Exercise requirements:
In the material below, find every line with "which" and pull it out.

Records supplied:

........

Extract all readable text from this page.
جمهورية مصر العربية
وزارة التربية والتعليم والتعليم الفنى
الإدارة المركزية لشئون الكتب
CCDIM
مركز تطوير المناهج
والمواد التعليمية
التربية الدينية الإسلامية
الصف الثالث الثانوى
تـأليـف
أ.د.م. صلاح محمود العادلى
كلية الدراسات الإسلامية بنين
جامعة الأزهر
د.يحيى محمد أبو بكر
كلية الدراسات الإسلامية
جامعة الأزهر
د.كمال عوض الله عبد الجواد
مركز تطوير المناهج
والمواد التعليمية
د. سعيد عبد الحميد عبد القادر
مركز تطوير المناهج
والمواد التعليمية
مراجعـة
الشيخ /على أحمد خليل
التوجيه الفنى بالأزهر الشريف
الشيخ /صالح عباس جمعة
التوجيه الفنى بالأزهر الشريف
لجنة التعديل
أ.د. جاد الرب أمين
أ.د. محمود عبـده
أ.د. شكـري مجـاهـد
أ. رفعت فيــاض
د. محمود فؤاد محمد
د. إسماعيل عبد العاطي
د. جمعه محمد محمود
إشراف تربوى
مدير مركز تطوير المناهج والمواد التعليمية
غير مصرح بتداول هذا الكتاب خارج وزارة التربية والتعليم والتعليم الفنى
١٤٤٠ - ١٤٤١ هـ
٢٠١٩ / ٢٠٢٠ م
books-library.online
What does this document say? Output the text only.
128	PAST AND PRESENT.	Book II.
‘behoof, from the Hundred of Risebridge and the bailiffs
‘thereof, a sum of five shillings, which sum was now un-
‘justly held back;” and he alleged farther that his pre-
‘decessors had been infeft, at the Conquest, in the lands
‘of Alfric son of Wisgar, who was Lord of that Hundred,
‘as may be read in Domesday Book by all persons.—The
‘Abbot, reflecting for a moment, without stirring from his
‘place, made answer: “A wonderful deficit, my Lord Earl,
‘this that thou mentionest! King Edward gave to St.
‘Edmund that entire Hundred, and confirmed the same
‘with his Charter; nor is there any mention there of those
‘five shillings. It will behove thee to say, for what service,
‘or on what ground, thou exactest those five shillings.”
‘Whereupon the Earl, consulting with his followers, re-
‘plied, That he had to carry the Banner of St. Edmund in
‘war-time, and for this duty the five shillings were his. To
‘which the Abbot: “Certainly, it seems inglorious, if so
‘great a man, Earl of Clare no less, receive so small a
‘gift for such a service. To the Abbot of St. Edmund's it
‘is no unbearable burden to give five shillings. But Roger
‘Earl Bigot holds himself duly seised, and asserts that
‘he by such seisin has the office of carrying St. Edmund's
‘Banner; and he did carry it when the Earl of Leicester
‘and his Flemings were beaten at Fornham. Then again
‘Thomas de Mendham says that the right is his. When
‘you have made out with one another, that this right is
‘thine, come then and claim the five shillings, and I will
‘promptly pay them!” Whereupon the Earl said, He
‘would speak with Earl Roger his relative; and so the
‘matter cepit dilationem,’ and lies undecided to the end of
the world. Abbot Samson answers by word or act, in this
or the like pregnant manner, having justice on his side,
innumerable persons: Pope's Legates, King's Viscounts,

........

Exercise result:
‘thereof, a sum of five shillings, which sum was now un-
‘which the Abbot: “Certainly, it seems inglorious, if so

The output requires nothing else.